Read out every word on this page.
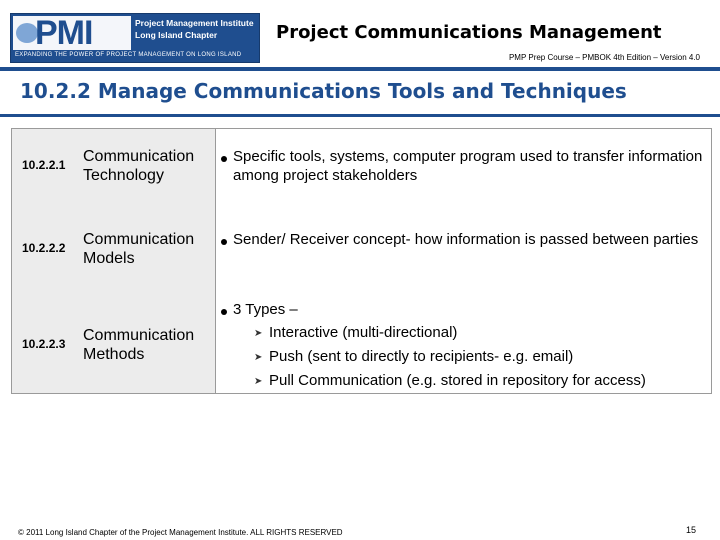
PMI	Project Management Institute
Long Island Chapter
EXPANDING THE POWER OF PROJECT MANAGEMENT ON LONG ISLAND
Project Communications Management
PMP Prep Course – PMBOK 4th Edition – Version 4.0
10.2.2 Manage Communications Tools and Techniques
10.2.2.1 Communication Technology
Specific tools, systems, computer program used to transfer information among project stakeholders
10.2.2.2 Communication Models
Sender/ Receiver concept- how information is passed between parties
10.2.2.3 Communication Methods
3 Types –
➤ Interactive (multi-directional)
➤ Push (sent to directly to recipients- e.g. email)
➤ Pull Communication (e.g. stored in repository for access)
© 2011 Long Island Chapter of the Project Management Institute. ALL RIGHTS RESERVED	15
...
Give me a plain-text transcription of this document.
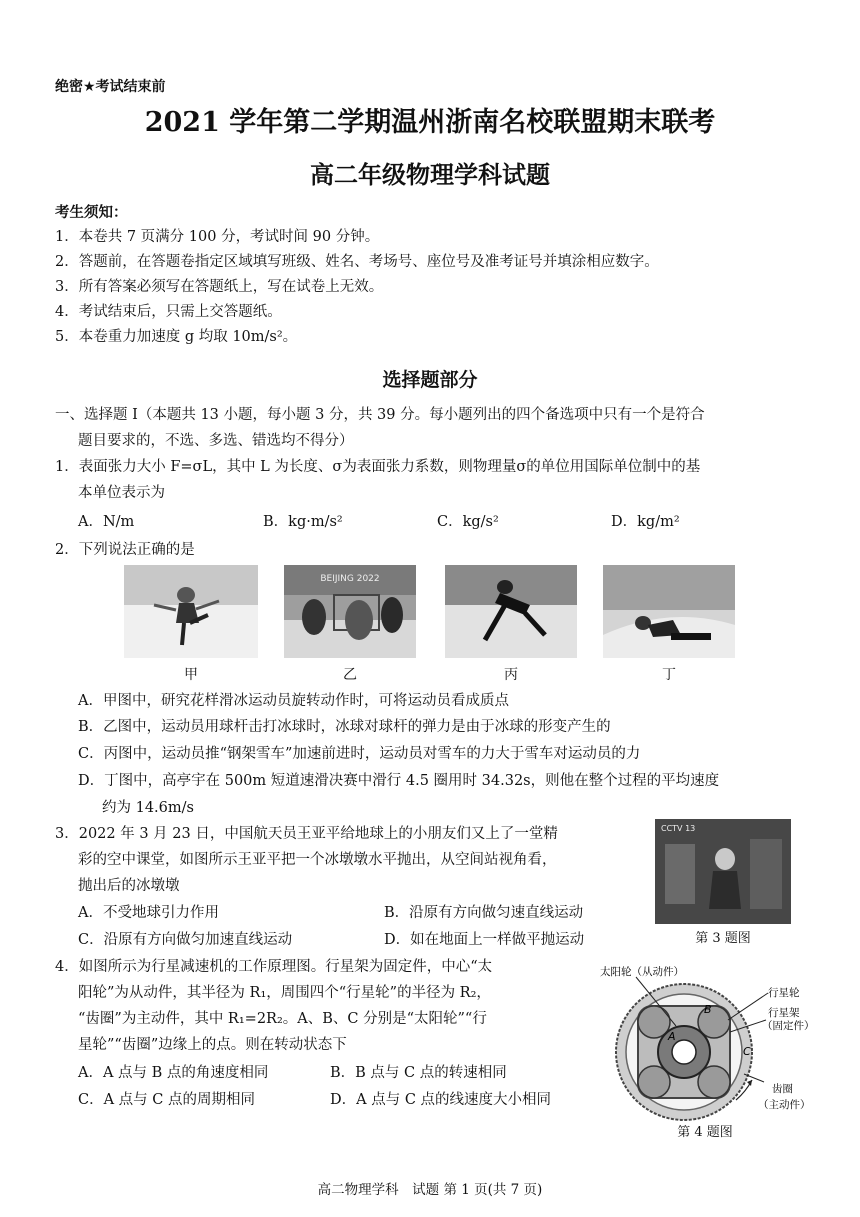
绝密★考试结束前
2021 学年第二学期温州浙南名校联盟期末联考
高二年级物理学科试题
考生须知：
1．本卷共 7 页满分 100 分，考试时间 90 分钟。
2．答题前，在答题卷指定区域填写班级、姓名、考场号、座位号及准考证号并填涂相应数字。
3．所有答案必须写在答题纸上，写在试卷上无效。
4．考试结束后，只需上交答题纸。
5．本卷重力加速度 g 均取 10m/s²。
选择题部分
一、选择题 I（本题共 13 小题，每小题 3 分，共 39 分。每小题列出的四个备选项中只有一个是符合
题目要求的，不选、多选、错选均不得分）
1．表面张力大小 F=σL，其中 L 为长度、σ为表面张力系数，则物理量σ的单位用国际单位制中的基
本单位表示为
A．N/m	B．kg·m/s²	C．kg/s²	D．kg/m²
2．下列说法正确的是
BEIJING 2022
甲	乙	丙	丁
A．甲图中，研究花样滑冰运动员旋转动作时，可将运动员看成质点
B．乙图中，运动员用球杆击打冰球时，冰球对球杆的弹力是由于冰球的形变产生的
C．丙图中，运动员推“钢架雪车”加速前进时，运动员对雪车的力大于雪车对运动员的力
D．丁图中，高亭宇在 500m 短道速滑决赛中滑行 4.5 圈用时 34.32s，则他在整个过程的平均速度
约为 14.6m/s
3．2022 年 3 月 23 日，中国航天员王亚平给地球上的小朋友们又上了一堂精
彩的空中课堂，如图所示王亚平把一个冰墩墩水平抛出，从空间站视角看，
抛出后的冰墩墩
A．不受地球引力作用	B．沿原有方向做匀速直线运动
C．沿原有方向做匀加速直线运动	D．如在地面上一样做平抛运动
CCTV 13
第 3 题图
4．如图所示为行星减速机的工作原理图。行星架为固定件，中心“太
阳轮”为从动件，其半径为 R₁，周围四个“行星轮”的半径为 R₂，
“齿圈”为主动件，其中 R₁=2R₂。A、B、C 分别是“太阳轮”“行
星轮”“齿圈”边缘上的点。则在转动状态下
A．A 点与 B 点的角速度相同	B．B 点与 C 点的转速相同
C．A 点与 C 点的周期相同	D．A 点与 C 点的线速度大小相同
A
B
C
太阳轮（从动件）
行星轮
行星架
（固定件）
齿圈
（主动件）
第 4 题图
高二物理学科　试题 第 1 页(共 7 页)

_Objective_. Going through the data above, count the lines where the string "Chapter" appears, and answer with only that number.

_Finished answer_. 2